▶ [YOUR GOAL]
Extract every line that contains the string "Width".

▶ [EXTRACTED MATERIAL]
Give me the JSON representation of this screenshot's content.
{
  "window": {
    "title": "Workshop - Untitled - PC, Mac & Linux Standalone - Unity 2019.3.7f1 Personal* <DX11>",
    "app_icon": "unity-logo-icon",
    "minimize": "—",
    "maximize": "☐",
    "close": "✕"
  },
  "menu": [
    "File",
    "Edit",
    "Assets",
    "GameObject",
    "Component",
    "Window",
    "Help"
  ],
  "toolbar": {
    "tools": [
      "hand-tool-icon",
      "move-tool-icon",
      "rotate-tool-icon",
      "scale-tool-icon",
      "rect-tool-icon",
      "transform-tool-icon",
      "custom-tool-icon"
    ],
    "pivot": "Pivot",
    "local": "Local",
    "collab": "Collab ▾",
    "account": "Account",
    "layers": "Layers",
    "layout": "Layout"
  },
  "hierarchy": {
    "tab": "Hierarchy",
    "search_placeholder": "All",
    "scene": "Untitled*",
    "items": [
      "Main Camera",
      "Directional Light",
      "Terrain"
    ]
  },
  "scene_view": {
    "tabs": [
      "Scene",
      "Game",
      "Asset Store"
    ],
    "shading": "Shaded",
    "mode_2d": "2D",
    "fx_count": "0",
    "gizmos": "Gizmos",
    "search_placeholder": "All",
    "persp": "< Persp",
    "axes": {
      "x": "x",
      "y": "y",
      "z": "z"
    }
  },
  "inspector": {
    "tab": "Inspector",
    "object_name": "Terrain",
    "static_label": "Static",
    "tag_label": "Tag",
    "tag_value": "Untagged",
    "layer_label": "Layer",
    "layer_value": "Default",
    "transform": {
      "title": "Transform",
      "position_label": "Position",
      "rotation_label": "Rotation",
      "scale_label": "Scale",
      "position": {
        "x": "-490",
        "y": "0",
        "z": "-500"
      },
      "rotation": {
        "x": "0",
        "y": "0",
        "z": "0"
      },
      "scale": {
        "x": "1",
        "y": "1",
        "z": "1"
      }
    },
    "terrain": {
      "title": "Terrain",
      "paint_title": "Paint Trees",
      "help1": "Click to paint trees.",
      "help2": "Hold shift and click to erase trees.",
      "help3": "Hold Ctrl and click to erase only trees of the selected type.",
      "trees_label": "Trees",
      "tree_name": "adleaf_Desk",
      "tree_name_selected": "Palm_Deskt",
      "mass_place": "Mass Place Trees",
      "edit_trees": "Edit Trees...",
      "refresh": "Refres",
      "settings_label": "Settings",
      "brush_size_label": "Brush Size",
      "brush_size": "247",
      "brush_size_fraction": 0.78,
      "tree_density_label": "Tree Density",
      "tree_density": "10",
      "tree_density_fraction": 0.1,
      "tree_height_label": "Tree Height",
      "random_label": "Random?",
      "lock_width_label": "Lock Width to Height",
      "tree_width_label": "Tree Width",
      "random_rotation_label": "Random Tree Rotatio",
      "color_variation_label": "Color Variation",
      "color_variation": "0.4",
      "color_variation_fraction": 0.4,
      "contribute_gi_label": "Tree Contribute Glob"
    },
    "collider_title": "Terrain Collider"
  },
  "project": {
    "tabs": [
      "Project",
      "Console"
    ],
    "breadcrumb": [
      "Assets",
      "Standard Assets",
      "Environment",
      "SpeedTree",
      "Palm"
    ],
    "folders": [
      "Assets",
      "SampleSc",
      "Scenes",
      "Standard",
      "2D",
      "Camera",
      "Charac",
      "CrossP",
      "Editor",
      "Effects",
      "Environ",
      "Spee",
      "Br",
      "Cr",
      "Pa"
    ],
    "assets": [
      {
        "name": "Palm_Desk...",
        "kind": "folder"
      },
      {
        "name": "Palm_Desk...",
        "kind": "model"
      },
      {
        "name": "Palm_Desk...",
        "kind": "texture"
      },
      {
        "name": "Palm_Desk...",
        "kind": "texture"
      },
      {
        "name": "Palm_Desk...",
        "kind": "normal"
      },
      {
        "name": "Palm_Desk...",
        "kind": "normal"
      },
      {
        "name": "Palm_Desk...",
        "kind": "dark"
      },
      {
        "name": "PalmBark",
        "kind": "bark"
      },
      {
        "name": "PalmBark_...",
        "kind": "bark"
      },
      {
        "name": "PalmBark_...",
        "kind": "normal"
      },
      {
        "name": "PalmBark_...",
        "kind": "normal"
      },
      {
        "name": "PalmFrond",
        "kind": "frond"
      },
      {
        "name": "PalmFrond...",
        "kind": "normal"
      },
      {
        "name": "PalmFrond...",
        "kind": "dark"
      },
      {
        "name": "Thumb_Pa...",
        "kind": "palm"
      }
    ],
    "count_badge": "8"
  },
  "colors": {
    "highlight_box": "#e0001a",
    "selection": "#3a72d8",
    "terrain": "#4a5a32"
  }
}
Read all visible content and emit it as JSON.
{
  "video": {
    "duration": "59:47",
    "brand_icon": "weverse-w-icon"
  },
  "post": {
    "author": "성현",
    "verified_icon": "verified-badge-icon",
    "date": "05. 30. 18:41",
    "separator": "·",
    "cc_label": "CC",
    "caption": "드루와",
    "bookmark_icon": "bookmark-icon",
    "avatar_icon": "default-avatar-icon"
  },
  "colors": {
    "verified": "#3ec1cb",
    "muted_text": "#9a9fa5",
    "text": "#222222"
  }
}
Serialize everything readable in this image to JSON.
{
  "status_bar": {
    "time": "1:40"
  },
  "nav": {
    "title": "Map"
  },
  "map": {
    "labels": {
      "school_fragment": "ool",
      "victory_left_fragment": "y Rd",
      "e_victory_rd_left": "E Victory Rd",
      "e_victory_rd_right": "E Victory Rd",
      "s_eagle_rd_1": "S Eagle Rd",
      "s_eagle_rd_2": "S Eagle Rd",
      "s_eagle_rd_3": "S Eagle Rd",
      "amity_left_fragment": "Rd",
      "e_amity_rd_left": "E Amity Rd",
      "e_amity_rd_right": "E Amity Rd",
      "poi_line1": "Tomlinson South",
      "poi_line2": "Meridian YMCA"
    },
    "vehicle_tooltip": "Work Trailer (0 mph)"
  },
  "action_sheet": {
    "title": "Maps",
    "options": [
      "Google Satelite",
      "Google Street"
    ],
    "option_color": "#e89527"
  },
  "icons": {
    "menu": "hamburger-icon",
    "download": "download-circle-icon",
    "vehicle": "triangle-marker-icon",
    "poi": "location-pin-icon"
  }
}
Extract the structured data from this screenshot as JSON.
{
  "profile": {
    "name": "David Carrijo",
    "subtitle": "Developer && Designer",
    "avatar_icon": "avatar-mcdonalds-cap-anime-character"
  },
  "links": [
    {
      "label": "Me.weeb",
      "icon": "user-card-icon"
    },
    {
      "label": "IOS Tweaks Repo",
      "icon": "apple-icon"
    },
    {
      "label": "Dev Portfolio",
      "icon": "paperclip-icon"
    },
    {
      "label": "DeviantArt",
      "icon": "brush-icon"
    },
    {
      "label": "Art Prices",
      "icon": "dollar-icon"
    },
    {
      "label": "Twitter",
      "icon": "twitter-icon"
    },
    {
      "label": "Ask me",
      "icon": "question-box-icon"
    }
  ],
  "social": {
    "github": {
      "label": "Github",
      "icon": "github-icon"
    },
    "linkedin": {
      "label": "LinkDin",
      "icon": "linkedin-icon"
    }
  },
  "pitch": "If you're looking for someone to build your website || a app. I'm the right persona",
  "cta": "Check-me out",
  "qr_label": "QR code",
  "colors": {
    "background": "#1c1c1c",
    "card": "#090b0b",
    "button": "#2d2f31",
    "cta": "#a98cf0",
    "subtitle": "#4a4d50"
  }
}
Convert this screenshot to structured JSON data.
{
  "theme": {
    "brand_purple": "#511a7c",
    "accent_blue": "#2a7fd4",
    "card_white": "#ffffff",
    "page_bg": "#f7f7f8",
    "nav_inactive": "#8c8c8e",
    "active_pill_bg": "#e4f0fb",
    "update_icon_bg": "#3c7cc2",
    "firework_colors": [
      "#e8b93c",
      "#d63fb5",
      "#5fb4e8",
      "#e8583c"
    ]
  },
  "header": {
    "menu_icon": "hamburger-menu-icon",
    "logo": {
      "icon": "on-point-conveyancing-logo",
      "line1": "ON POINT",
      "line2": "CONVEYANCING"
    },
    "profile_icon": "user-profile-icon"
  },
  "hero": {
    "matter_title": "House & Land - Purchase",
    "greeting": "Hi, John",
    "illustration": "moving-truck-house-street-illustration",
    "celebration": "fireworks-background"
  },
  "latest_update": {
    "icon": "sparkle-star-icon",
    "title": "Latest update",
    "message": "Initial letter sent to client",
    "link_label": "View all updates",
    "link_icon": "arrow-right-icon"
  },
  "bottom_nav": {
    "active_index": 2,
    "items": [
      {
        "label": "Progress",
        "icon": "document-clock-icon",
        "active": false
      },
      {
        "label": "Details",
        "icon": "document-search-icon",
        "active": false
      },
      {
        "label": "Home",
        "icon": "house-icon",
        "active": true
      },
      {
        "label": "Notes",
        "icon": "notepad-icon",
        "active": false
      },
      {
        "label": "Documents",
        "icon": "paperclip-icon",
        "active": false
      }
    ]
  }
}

▶ [ANSWER TO THE TASK]
      "lock_width_label": "Lock Width to Height",
      "tree_width_label": "Tree Width",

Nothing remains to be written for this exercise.